(What you are asked to do) Drop the pictures from the entries below, then reproduce the rest exactly.

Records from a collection

[start]

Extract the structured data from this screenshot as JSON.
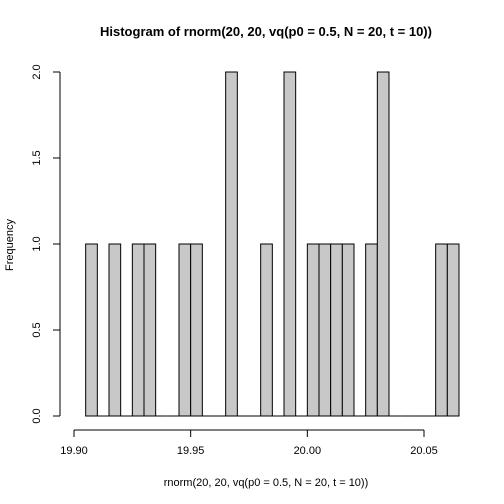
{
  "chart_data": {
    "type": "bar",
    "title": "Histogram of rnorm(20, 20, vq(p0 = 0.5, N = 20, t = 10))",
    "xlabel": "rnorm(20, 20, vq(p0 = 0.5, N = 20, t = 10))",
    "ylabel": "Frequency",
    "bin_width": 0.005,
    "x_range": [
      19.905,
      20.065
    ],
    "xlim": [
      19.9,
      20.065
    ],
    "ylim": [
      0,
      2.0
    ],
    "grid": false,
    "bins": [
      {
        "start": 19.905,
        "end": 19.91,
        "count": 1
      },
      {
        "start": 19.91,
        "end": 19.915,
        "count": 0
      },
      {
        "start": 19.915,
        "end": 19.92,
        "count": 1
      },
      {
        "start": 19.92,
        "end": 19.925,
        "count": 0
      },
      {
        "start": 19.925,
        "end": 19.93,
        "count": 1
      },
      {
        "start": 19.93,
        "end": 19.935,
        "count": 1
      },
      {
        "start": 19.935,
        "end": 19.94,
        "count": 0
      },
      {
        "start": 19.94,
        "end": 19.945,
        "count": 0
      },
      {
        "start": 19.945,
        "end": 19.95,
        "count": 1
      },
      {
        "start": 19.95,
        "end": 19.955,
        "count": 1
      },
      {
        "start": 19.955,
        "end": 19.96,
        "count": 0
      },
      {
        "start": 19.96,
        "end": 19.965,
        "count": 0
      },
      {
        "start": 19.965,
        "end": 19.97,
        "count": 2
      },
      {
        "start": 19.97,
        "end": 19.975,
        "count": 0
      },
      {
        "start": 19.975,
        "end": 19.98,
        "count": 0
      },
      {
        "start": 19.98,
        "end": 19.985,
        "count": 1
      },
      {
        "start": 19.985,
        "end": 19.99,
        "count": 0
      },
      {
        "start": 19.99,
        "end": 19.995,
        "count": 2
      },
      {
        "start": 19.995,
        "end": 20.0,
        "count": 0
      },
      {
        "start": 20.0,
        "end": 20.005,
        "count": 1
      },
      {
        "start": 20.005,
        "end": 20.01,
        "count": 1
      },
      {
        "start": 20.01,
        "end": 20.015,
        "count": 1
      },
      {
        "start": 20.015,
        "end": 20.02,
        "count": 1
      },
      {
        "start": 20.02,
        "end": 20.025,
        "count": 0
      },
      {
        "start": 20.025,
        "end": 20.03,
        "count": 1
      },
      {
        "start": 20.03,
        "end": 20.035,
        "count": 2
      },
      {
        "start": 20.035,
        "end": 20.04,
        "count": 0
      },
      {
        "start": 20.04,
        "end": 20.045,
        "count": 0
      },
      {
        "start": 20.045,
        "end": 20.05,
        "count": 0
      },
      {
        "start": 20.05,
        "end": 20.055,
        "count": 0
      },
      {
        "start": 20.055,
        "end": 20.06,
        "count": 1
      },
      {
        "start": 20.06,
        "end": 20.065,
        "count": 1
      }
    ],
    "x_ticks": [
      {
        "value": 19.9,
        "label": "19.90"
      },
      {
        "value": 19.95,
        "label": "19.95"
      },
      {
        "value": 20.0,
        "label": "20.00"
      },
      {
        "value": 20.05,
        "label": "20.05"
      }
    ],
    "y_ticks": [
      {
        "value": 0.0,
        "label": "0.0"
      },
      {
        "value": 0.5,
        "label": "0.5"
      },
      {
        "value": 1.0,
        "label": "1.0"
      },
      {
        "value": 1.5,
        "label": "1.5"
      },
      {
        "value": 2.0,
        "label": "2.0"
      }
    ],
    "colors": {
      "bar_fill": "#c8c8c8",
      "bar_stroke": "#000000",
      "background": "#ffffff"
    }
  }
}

[end]

(Result)
Extract the structured data from this screenshot as JSON.
{
  "chart_data": {
    "type": "bar",
    "title": "Histogram of rnorm(20, 20, vq(p0 = 0.5, N = 20, t = 10))",
    "xlabel": "rnorm(20, 20, vq(p0 = 0.5, N = 20, t = 10))",
    "ylabel": "Frequency",
    "bin_width": 0.005,
    "x_range": [
      19.905,
      20.065
    ],
    "xlim": [
      19.9,
      20.065
    ],
    "ylim": [
      0,
      2.0
    ],
    "grid": false,
    "bins": [
      {
        "start": 19.905,
        "end": 19.91,
        "count": 1
      },
      {
        "start": 19.91,
        "end": 19.915,
        "count": 0
      },
      {
        "start": 19.915,
        "end": 19.92,
        "count": 1
      },
      {
        "start": 19.92,
        "end": 19.925,
        "count": 0
      },
      {
        "start": 19.925,
        "end": 19.93,
        "count": 1
      },
      {
        "start": 19.93,
        "end": 19.935,
        "count": 1
      },
      {
        "start": 19.935,
        "end": 19.94,
        "count": 0
      },
      {
        "start": 19.94,
        "end": 19.945,
        "count": 0
      },
      {
        "start": 19.945,
        "end": 19.95,
        "count": 1
      },
      {
        "start": 19.95,
        "end": 19.955,
        "count": 1
      },
      {
        "start": 19.955,
        "end": 19.96,
        "count": 0
      },
      {
        "start": 19.96,
        "end": 19.965,
        "count": 0
      },
      {
        "start": 19.965,
        "end": 19.97,
        "count": 2
      },
      {
        "start": 19.97,
        "end": 19.975,
        "count": 0
      },
      {
        "start": 19.975,
        "end": 19.98,
        "count": 0
      },
      {
        "start": 19.98,
        "end": 19.985,
        "count": 1
      },
      {
        "start": 19.985,
        "end": 19.99,
        "count": 0
      },
      {
        "start": 19.99,
        "end": 19.995,
        "count": 2
      },
      {
        "start": 19.995,
        "end": 20.0,
        "count": 0
      },
      {
        "start": 20.0,
        "end": 20.005,
        "count": 1
      },
      {
        "start": 20.005,
        "end": 20.01,
        "count": 1
      },
      {
        "start": 20.01,
        "end": 20.015,
        "count": 1
      },
      {
        "start": 20.015,
        "end": 20.02,
        "count": 1
      },
      {
        "start": 20.02,
        "end": 20.025,
        "count": 0
      },
      {
        "start": 20.025,
        "end": 20.03,
        "count": 1
      },
      {
        "start": 20.03,
        "end": 20.035,
        "count": 2
      },
      {
        "start": 20.035,
        "end": 20.04,
        "count": 0
      },
      {
        "start": 20.04,
        "end": 20.045,
        "count": 0
      },
      {
        "start": 20.045,
        "end": 20.05,
        "count": 0
      },
      {
        "start": 20.05,
        "end": 20.055,
        "count": 0
      },
      {
        "start": 20.055,
        "end": 20.06,
        "count": 1
      },
      {
        "start": 20.06,
        "end": 20.065,
        "count": 1
      }
    ],
    "x_ticks": [
      {
        "value": 19.9,
        "label": "19.90"
      },
      {
        "value": 19.95,
        "label": "19.95"
      },
      {
        "value": 20.0,
        "label": "20.00"
      },
      {
        "value": 20.05,
        "label": "20.05"
      }
    ],
    "y_ticks": [
      {
        "value": 0.0,
        "label": "0.0"
      },
      {
        "value": 0.5,
        "label": "0.5"
      },
      {
        "value": 1.0,
        "label": "1.0"
      },
      {
        "value": 1.5,
        "label": "1.5"
      },
      {
        "value": 2.0,
        "label": "2.0"
      }
    ],
    "colors": {
      "bar_fill": "#c8c8c8",
      "bar_stroke": "#000000",
      "background": "#ffffff"
    }
  }
}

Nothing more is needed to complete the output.